## DATA PROVIDED
"""

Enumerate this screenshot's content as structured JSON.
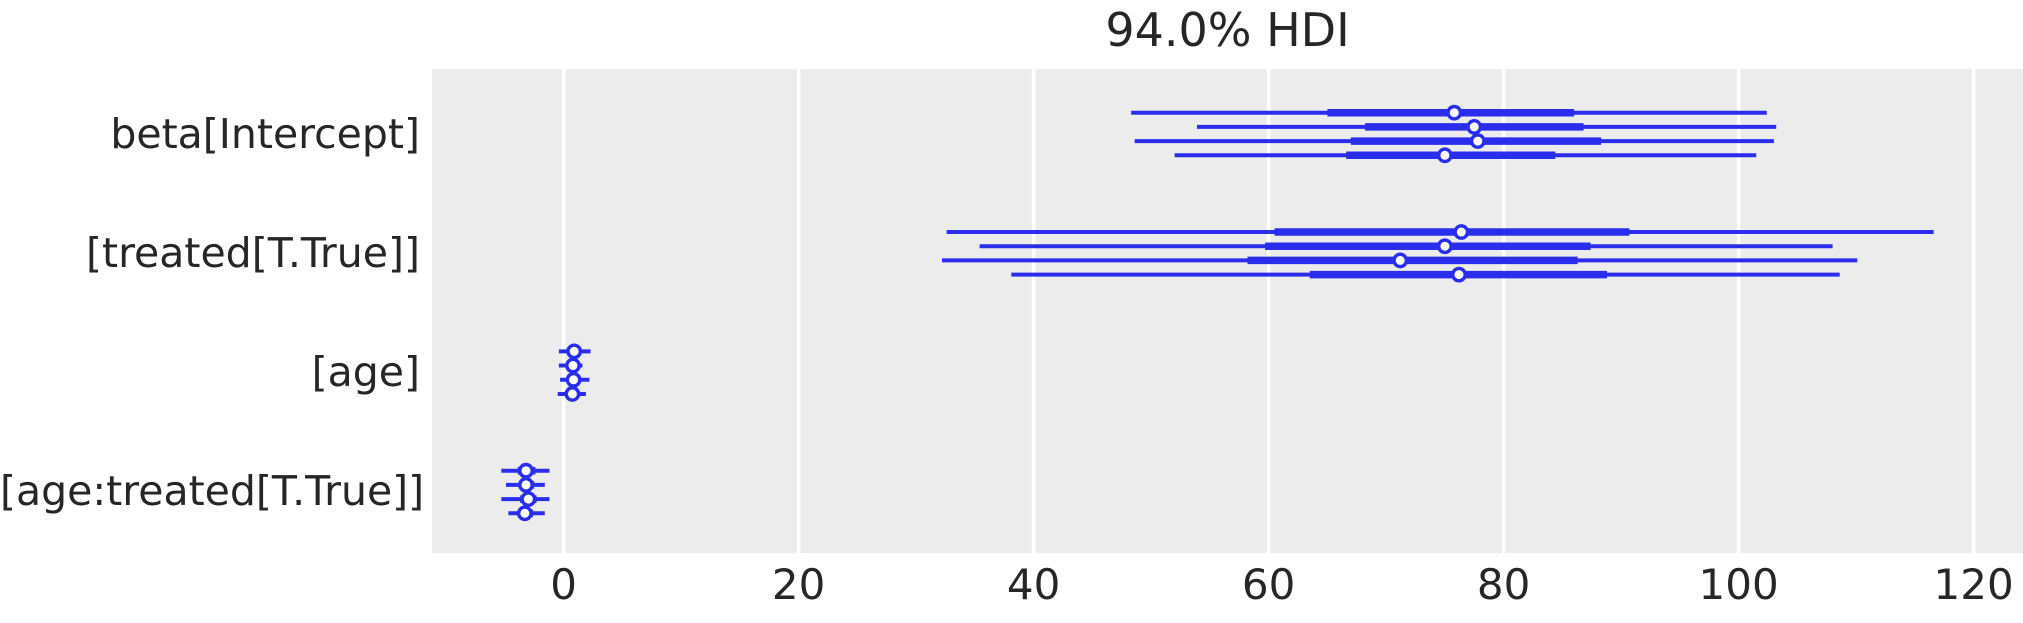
{
  "title": "94.0% HDI",
  "colors": {
    "line": "#2a2eec",
    "panel_background": "#ececec",
    "grid_line": "#ffffff",
    "text": "#262626",
    "marker_fill": "#ffffff",
    "figure_background": "#ffffff"
  },
  "chart_data": {
    "type": "forest",
    "title": "94.0% HDI",
    "xlabel": "",
    "ylabel": "",
    "xlim": [
      -11.2,
      124.2
    ],
    "xticks": [
      0,
      20,
      40,
      60,
      80,
      100,
      120
    ],
    "grid": "vertical white gridlines on gray panel, no axis spines, no tick marks",
    "legend": "none",
    "marker": "open circle (median), thick bar (interquartile), thin line (94% HDI)",
    "chains_per_parameter": 4,
    "parameters": [
      {
        "label": "beta[Intercept]",
        "chains": [
          {
            "hdi": [
              48.3,
              102.4
            ],
            "iqr": [
              65.0,
              86.0
            ],
            "median": 75.8
          },
          {
            "hdi": [
              53.9,
              103.2
            ],
            "iqr": [
              68.2,
              86.8
            ],
            "median": 77.5
          },
          {
            "hdi": [
              48.6,
              103.0
            ],
            "iqr": [
              67.0,
              88.3
            ],
            "median": 77.8
          },
          {
            "hdi": [
              52.0,
              101.5
            ],
            "iqr": [
              66.6,
              84.4
            ],
            "median": 75.0
          }
        ]
      },
      {
        "label": "[treated[T.True]]",
        "chains": [
          {
            "hdi": [
              32.6,
              116.6
            ],
            "iqr": [
              60.5,
              90.7
            ],
            "median": 76.4
          },
          {
            "hdi": [
              35.4,
              108.0
            ],
            "iqr": [
              59.7,
              87.4
            ],
            "median": 75.0
          },
          {
            "hdi": [
              32.2,
              110.1
            ],
            "iqr": [
              58.2,
              86.3
            ],
            "median": 71.2
          },
          {
            "hdi": [
              38.1,
              108.6
            ],
            "iqr": [
              63.5,
              88.8
            ],
            "median": 76.2
          }
        ]
      },
      {
        "label": "[age]",
        "chains": [
          {
            "hdi": [
              -0.4,
              2.3
            ],
            "iqr": [
              0.3,
              1.5
            ],
            "median": 0.9
          },
          {
            "hdi": [
              -0.4,
              1.6
            ],
            "iqr": [
              0.2,
              1.4
            ],
            "median": 0.8
          },
          {
            "hdi": [
              -0.3,
              2.2
            ],
            "iqr": [
              0.3,
              1.4
            ],
            "median": 0.85
          },
          {
            "hdi": [
              -0.5,
              1.9
            ],
            "iqr": [
              0.2,
              1.3
            ],
            "median": 0.75
          }
        ]
      },
      {
        "label": "[age:treated[T.True]]",
        "chains": [
          {
            "hdi": [
              -5.3,
              -1.2
            ],
            "iqr": [
              -3.9,
              -2.4
            ],
            "median": -3.2
          },
          {
            "hdi": [
              -4.9,
              -1.6
            ],
            "iqr": [
              -3.8,
              -2.5
            ],
            "median": -3.2
          },
          {
            "hdi": [
              -5.3,
              -1.2
            ],
            "iqr": [
              -3.7,
              -2.3
            ],
            "median": -3.0
          },
          {
            "hdi": [
              -4.7,
              -1.6
            ],
            "iqr": [
              -3.9,
              -2.6
            ],
            "median": -3.3
          }
        ]
      }
    ]
  }
}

"""

## GOAL
Collect each line holding the string "ffffff".

## EXERCISE SOLUTION
    "grid_line": "#ffffff",
    "marker_fill": "#ffffff",
    "figure_background": "#ffffff"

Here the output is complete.